# PROBLEM:
Records follow. Select each line holding "time".

┌────────

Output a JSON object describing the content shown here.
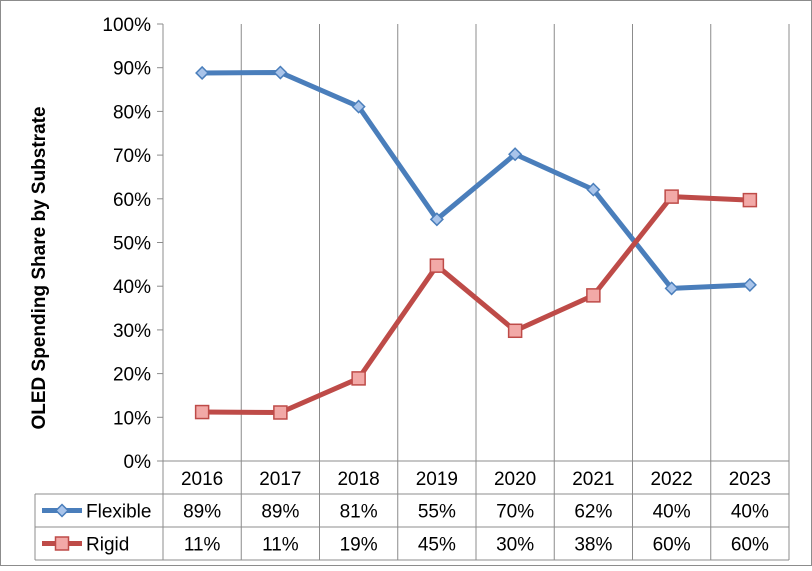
{
  "chart_data": {
    "type": "line",
    "ylabel": "OLED Spending Share by Substrate",
    "categories": [
      "2016",
      "2017",
      "2018",
      "2019",
      "2020",
      "2021",
      "2022",
      "2023"
    ],
    "ylim": [
      0,
      100
    ],
    "y_ticks": [
      "0%",
      "10%",
      "20%",
      "30%",
      "40%",
      "50%",
      "60%",
      "70%",
      "80%",
      "90%",
      "100%"
    ],
    "grid": "vertical",
    "legend": "data-table-bottom",
    "series": [
      {
        "name": "Flexible",
        "color": "#4a7ebb",
        "marker": "diamond",
        "values": [
          88.8,
          88.9,
          81.1,
          55.3,
          70.2,
          62.1,
          39.5,
          40.3
        ],
        "table_labels": [
          "89%",
          "89%",
          "81%",
          "55%",
          "70%",
          "62%",
          "40%",
          "40%"
        ]
      },
      {
        "name": "Rigid",
        "color": "#be4b48",
        "marker": "square",
        "values": [
          11.2,
          11.1,
          18.9,
          44.7,
          29.8,
          37.9,
          60.5,
          59.7
        ],
        "table_labels": [
          "11%",
          "11%",
          "19%",
          "45%",
          "30%",
          "38%",
          "60%",
          "60%"
        ]
      }
    ]
  }
}
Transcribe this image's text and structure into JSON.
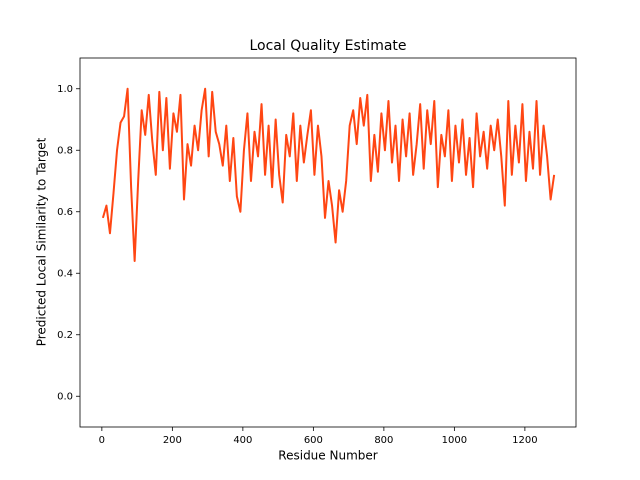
{
  "chart_data": {
    "type": "line",
    "title": "Local Quality Estimate",
    "x_label": "Residue Number",
    "y_label": "Predicted Local Similarity to Target",
    "x": [
      3,
      13,
      23,
      33,
      43,
      53,
      63,
      73,
      83,
      93,
      103,
      113,
      123,
      133,
      143,
      153,
      163,
      173,
      183,
      193,
      203,
      213,
      223,
      233,
      243,
      253,
      263,
      273,
      283,
      293,
      303,
      313,
      323,
      333,
      343,
      353,
      363,
      373,
      383,
      393,
      403,
      413,
      423,
      433,
      443,
      453,
      463,
      473,
      483,
      493,
      503,
      513,
      523,
      533,
      543,
      553,
      563,
      573,
      583,
      593,
      603,
      613,
      623,
      633,
      643,
      653,
      663,
      673,
      683,
      693,
      703,
      713,
      723,
      733,
      743,
      753,
      763,
      773,
      783,
      793,
      803,
      813,
      823,
      833,
      843,
      853,
      863,
      873,
      883,
      893,
      903,
      913,
      923,
      933,
      943,
      953,
      963,
      973,
      983,
      993,
      1003,
      1013,
      1023,
      1033,
      1043,
      1053,
      1063,
      1073,
      1083,
      1093,
      1103,
      1113,
      1123,
      1133,
      1143,
      1153,
      1163,
      1173,
      1183,
      1193,
      1203,
      1213,
      1223,
      1233,
      1243,
      1253,
      1263,
      1273,
      1283
    ],
    "series": [
      {
        "color": "#ff4613",
        "values": [
          0.58,
          0.62,
          0.53,
          0.66,
          0.8,
          0.89,
          0.91,
          1.0,
          0.68,
          0.44,
          0.7,
          0.93,
          0.85,
          0.98,
          0.83,
          0.72,
          0.99,
          0.8,
          0.97,
          0.74,
          0.92,
          0.86,
          0.98,
          0.64,
          0.82,
          0.75,
          0.88,
          0.8,
          0.93,
          1.0,
          0.78,
          0.99,
          0.86,
          0.82,
          0.75,
          0.88,
          0.7,
          0.84,
          0.65,
          0.6,
          0.8,
          0.92,
          0.7,
          0.86,
          0.78,
          0.95,
          0.72,
          0.88,
          0.68,
          0.9,
          0.72,
          0.63,
          0.85,
          0.78,
          0.92,
          0.7,
          0.88,
          0.76,
          0.85,
          0.93,
          0.72,
          0.88,
          0.78,
          0.58,
          0.7,
          0.62,
          0.5,
          0.67,
          0.6,
          0.7,
          0.88,
          0.93,
          0.82,
          0.97,
          0.88,
          0.98,
          0.7,
          0.85,
          0.73,
          0.92,
          0.8,
          0.96,
          0.76,
          0.88,
          0.7,
          0.9,
          0.78,
          0.92,
          0.72,
          0.82,
          0.95,
          0.74,
          0.93,
          0.82,
          0.96,
          0.68,
          0.85,
          0.78,
          0.93,
          0.7,
          0.88,
          0.76,
          0.9,
          0.72,
          0.84,
          0.68,
          0.92,
          0.78,
          0.86,
          0.74,
          0.88,
          0.8,
          0.9,
          0.78,
          0.62,
          0.96,
          0.72,
          0.88,
          0.76,
          0.95,
          0.7,
          0.86,
          0.74,
          0.96,
          0.72,
          0.88,
          0.78,
          0.64,
          0.72
        ]
      }
    ],
    "xlim": [
      -62,
      1345
    ],
    "ylim": [
      -0.1,
      1.1
    ],
    "xticks": [
      0,
      200,
      400,
      600,
      800,
      1000,
      1200
    ],
    "yticks": [
      {
        "value": 0,
        "label": "0.0"
      },
      0.2,
      0.4,
      0.6,
      0.8,
      {
        "value": 1,
        "label": "1.0"
      }
    ]
  }
}
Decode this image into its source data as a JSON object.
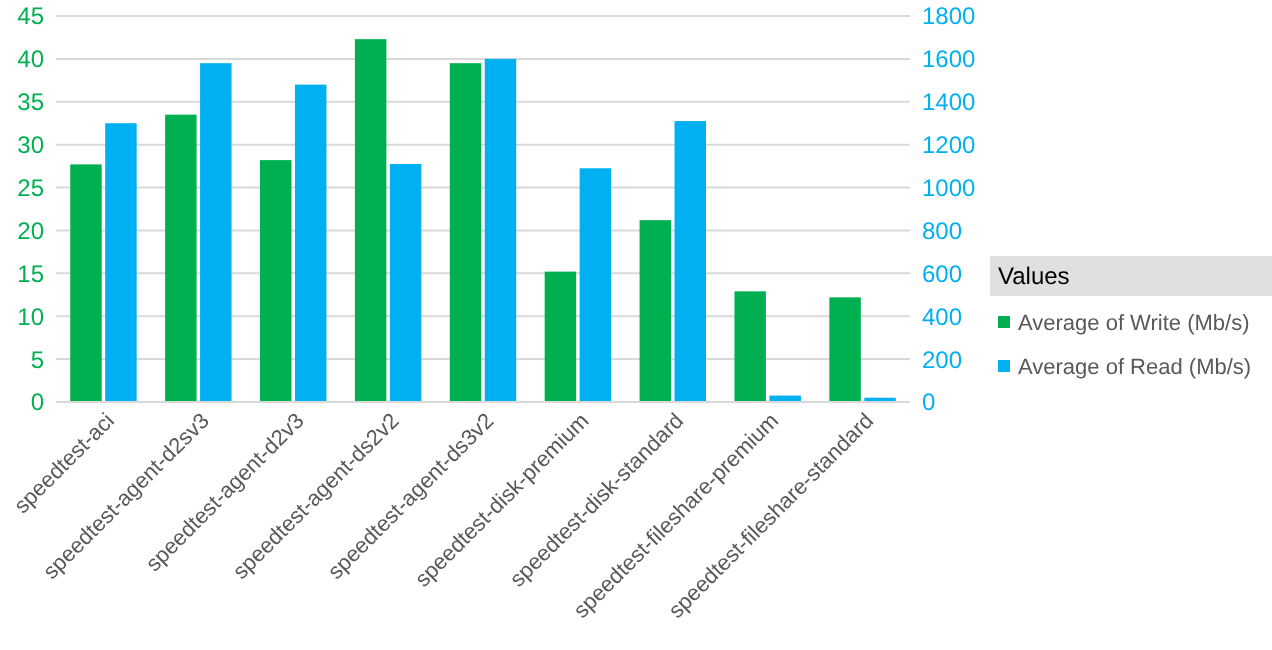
{
  "chart_data": {
    "type": "bar",
    "categories": [
      "speedtest-aci",
      "speedtest-agent-d2sv3",
      "speedtest-agent-d2v3",
      "speedtest-agent-ds2v2",
      "speedtest-agent-ds3v2",
      "speedtest-disk-premium",
      "speedtest-disk-standard",
      "speedtest-fileshare-premium",
      "speedtest-fileshare-standard"
    ],
    "series": [
      {
        "name": "Average of Write (Mb/s)",
        "color": "#00b050",
        "values": [
          27.7,
          33.5,
          28.2,
          42.3,
          39.5,
          15.2,
          21.2,
          12.9,
          12.2
        ]
      },
      {
        "name": "Average of Read (Mb/s)",
        "color": "#00b0f0",
        "axis": "y2",
        "values": [
          1300,
          1580,
          1480,
          1110,
          1600,
          1090,
          1310,
          30,
          20
        ]
      }
    ],
    "ylim": [
      0,
      45
    ],
    "yticks": [
      0,
      5,
      10,
      15,
      20,
      25,
      30,
      35,
      40,
      45
    ],
    "y2lim": [
      0,
      1800
    ],
    "y2ticks": [
      0,
      200,
      400,
      600,
      800,
      1000,
      1200,
      1400,
      1600,
      1800
    ],
    "grid": "y",
    "legend": "right",
    "legend_title": "Values"
  }
}
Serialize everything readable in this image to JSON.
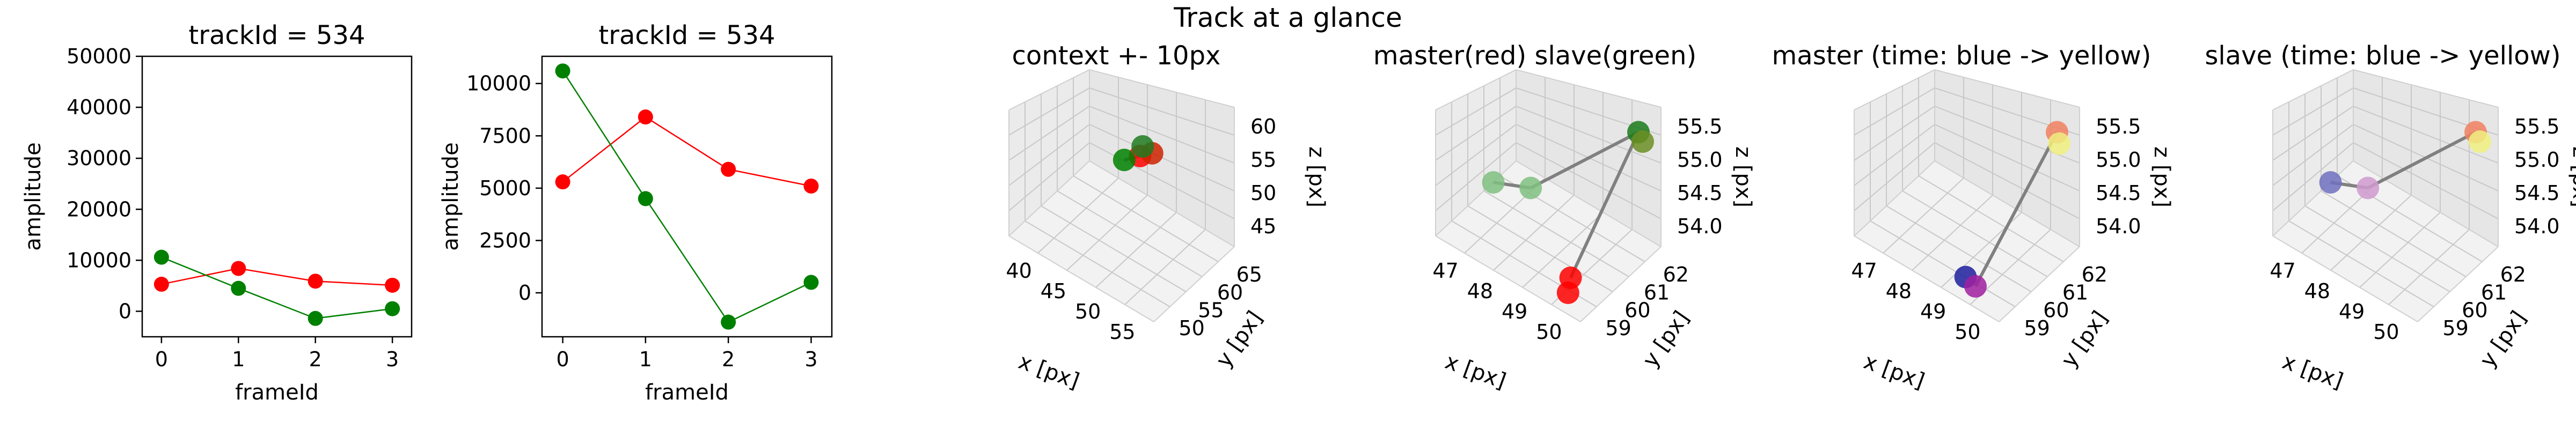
{
  "suptitle": "Track at a glance",
  "chart_data": [
    {
      "type": "line",
      "title": "trackId = 534",
      "xlabel": "frameId",
      "ylabel": "amplitude",
      "x": [
        0,
        1,
        2,
        3
      ],
      "xticks": [
        "0",
        "1",
        "2",
        "3"
      ],
      "xlim": [
        -0.25,
        3.25
      ],
      "ylim": [
        -5000,
        50000
      ],
      "yticks": [
        "0",
        "10000",
        "20000",
        "30000",
        "40000",
        "50000"
      ],
      "ytick_values": [
        0,
        10000,
        20000,
        30000,
        40000,
        50000
      ],
      "series": [
        {
          "values": [
            5300,
            8400,
            5900,
            5100
          ],
          "color": "#ff0000"
        },
        {
          "values": [
            10600,
            4500,
            -1400,
            500
          ],
          "color": "#008000"
        }
      ]
    },
    {
      "type": "line",
      "title": "trackId = 534",
      "xlabel": "frameId",
      "ylabel": "amplitude",
      "x": [
        0,
        1,
        2,
        3
      ],
      "xticks": [
        "0",
        "1",
        "2",
        "3"
      ],
      "xlim": [
        -0.25,
        3.25
      ],
      "ylim": [
        -2100,
        11300
      ],
      "yticks": [
        "0",
        "2500",
        "5000",
        "7500",
        "10000"
      ],
      "ytick_values": [
        0,
        2500,
        5000,
        7500,
        10000
      ],
      "series": [
        {
          "values": [
            5300,
            8400,
            5900,
            5100
          ],
          "color": "#ff0000"
        },
        {
          "values": [
            10600,
            4500,
            -1400,
            500
          ],
          "color": "#008000"
        }
      ]
    },
    {
      "type": "scatter3d",
      "title": "context +- 10px",
      "xlabel": "x [px]",
      "ylabel": "y [px]",
      "zlabel": "z [px]",
      "xticks": [
        "40",
        "45",
        "50",
        "55"
      ],
      "yticks": [
        "50",
        "55",
        "60",
        "65"
      ],
      "zticks": [
        "45",
        "50",
        "55",
        "60"
      ],
      "points": [
        {
          "x": 48.5,
          "y": 60.0,
          "z": 55.0,
          "color": "#ff0000"
        },
        {
          "x": 49.5,
          "y": 61.0,
          "z": 55.5,
          "color": "#cc2200"
        },
        {
          "x": 47.0,
          "y": 59.0,
          "z": 54.0,
          "color": "#008000"
        },
        {
          "x": 48.0,
          "y": 61.5,
          "z": 55.2,
          "color": "#1e7a1e"
        }
      ]
    },
    {
      "type": "scatter3d",
      "title": "master(red) slave(green)",
      "xlabel": "x [px]",
      "ylabel": "y [px]",
      "zlabel": "z [px]",
      "xticks": [
        "47",
        "48",
        "49",
        "50"
      ],
      "yticks": [
        "59",
        "60",
        "61",
        "62"
      ],
      "zticks": [
        "54.0",
        "54.5",
        "55.0",
        "55.5"
      ],
      "points": [
        {
          "x": 49.8,
          "y": 59.2,
          "z": 54.1,
          "color": "#ff0000"
        },
        {
          "x": 49.9,
          "y": 58.9,
          "z": 54.0,
          "color": "#ff0000"
        },
        {
          "x": 47.3,
          "y": 60.1,
          "z": 54.4,
          "color": "#80c080"
        },
        {
          "x": 48.1,
          "y": 60.4,
          "z": 54.5,
          "color": "#80c080"
        },
        {
          "x": 50.0,
          "y": 62.0,
          "z": 55.5,
          "color": "#1a7a1a"
        },
        {
          "x": 50.0,
          "y": 62.2,
          "z": 55.3,
          "color": "#6b8e23"
        }
      ]
    },
    {
      "type": "scatter3d",
      "title": "master (time: blue -> yellow)",
      "xlabel": "x [px]",
      "ylabel": "y [px]",
      "zlabel": "z [px]",
      "xticks": [
        "47",
        "48",
        "49",
        "50"
      ],
      "yticks": [
        "59",
        "60",
        "61",
        "62"
      ],
      "zticks": [
        "54.0",
        "54.5",
        "55.0",
        "55.5"
      ],
      "points": [
        {
          "x": 49.3,
          "y": 59.0,
          "z": 54.0,
          "color": "#1f1f9f"
        },
        {
          "x": 49.5,
          "y": 59.1,
          "z": 53.9,
          "color": "#a020a0"
        },
        {
          "x": 50.0,
          "y": 62.0,
          "z": 55.5,
          "color": "#f08060"
        },
        {
          "x": 50.0,
          "y": 62.1,
          "z": 55.3,
          "color": "#f0f080"
        }
      ]
    },
    {
      "type": "scatter3d",
      "title": "slave (time: blue -> yellow)",
      "xlabel": "x [px]",
      "ylabel": "y [px]",
      "zlabel": "z [px]",
      "xticks": [
        "47",
        "48",
        "49",
        "50"
      ],
      "yticks": [
        "59",
        "60",
        "61",
        "62"
      ],
      "zticks": [
        "54.0",
        "54.5",
        "55.0",
        "55.5"
      ],
      "points": [
        {
          "x": 47.3,
          "y": 60.1,
          "z": 54.4,
          "color": "#7070c0"
        },
        {
          "x": 48.1,
          "y": 60.4,
          "z": 54.5,
          "color": "#d09ad0"
        },
        {
          "x": 50.0,
          "y": 62.0,
          "z": 55.5,
          "color": "#f08060"
        },
        {
          "x": 50.0,
          "y": 62.2,
          "z": 55.3,
          "color": "#f0f080"
        }
      ]
    }
  ]
}
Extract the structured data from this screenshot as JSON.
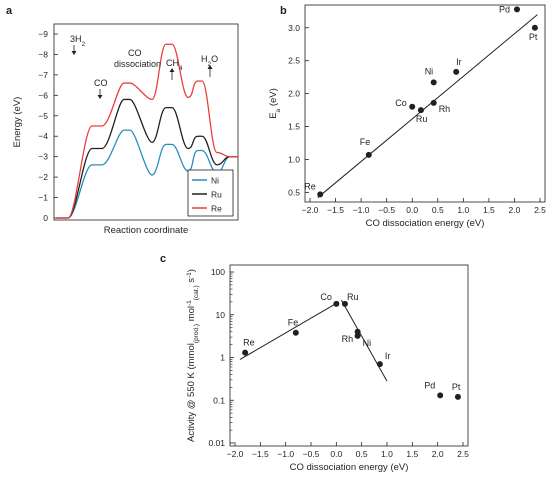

└────────

# COMPLETED EXERCISE:
      "title": "master (time: blue -> yellow)",
      "title": "slave (time: blue -> yellow)",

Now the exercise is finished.